--- GIVEN INSTRUCTION ---
Find every line in the records below that holds the word "manufacturing" and copy it.

--- TASK INPUTS ---
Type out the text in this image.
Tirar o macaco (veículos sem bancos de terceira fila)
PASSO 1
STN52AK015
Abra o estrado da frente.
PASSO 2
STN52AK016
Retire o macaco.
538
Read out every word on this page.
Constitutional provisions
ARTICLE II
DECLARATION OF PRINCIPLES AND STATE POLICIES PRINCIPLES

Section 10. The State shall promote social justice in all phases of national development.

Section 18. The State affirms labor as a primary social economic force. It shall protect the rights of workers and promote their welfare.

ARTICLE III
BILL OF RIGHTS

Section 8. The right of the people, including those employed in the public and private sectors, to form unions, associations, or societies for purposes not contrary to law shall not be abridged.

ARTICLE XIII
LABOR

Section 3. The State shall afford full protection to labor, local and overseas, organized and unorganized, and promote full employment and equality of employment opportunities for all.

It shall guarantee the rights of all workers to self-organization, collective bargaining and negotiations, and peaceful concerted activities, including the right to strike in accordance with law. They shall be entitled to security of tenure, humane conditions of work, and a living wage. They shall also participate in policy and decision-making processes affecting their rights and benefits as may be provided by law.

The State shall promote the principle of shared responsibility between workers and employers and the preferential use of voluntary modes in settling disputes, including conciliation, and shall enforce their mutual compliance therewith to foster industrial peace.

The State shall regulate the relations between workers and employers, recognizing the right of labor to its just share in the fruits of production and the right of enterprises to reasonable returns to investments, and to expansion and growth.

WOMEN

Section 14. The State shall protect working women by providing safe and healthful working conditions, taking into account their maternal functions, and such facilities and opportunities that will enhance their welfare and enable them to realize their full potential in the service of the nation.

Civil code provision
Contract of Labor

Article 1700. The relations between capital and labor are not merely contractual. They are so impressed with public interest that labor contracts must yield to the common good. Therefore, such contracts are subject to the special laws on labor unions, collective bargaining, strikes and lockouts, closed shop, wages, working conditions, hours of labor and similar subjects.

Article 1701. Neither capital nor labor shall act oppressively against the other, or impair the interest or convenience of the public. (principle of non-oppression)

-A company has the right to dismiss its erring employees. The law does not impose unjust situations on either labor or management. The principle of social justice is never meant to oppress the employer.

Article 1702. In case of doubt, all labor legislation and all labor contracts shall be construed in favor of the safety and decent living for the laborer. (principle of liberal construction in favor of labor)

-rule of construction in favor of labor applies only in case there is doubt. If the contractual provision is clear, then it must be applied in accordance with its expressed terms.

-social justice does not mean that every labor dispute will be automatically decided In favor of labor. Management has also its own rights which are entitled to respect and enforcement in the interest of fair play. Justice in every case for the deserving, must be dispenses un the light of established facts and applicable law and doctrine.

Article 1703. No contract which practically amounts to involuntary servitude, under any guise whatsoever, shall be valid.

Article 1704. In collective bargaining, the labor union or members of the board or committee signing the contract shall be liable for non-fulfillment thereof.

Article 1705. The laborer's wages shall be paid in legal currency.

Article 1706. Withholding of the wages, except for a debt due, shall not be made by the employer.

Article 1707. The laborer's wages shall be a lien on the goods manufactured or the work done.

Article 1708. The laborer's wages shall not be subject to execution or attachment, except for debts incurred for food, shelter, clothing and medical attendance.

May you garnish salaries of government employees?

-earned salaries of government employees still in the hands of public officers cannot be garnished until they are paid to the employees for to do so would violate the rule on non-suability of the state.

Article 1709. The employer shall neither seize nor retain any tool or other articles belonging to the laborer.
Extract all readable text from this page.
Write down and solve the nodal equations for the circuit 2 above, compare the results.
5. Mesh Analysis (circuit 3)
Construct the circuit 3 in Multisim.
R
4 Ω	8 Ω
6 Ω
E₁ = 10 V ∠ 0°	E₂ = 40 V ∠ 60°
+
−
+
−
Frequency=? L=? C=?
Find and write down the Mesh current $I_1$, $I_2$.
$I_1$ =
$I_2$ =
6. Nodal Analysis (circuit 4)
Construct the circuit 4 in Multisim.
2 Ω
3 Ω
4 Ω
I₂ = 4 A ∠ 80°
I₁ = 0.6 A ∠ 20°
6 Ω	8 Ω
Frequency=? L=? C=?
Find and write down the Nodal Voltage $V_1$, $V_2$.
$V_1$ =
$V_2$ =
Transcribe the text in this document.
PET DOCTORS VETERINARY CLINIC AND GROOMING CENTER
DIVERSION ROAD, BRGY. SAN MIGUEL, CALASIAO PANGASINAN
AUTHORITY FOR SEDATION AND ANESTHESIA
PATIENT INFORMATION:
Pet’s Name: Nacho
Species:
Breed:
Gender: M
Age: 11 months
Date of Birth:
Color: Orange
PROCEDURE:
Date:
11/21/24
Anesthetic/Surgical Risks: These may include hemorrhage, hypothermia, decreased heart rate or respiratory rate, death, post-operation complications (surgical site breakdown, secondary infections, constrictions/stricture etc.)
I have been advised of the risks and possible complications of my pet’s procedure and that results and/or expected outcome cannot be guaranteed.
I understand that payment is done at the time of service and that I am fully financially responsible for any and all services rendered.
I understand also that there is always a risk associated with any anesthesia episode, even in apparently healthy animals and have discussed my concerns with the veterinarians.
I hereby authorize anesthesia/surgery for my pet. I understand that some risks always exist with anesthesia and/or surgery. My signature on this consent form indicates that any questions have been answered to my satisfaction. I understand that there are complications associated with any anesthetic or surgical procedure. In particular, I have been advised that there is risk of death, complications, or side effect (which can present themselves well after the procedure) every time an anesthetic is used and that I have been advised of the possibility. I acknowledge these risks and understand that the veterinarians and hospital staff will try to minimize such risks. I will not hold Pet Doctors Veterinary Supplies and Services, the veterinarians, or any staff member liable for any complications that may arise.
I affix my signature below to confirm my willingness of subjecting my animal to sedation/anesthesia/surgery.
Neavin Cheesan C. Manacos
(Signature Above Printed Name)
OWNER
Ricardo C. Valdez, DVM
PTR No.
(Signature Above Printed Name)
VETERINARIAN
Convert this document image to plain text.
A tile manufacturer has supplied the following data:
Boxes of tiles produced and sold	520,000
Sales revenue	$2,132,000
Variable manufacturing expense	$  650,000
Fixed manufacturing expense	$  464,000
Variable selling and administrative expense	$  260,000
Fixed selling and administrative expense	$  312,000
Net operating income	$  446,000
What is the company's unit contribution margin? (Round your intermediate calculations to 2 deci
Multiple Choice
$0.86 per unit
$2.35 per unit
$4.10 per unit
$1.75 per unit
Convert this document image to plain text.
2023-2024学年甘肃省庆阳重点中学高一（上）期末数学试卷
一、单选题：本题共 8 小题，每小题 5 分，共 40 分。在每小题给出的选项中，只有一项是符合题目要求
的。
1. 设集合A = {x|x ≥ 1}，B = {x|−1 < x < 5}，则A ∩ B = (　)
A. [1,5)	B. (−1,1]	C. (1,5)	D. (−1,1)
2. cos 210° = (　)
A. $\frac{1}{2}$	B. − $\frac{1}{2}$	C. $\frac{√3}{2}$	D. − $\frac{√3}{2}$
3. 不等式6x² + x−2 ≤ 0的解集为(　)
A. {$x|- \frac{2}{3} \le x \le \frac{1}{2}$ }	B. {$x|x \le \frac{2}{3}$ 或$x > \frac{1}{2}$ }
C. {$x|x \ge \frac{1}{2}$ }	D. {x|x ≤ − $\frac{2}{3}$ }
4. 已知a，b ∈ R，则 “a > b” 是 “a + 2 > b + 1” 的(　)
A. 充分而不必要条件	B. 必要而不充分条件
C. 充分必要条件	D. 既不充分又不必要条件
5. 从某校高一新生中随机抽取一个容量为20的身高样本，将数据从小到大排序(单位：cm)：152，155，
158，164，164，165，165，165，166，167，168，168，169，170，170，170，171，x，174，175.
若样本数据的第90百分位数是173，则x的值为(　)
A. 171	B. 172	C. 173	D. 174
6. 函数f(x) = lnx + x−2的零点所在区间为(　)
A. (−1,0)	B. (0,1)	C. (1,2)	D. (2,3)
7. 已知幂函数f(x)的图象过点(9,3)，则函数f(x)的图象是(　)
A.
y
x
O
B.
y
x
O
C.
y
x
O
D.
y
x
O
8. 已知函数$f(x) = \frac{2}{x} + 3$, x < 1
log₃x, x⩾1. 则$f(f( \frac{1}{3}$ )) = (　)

--- REPLY TO THE TASK ---
Variable manufacturing expense	$  650,000
Fixed manufacturing expense	$  464,000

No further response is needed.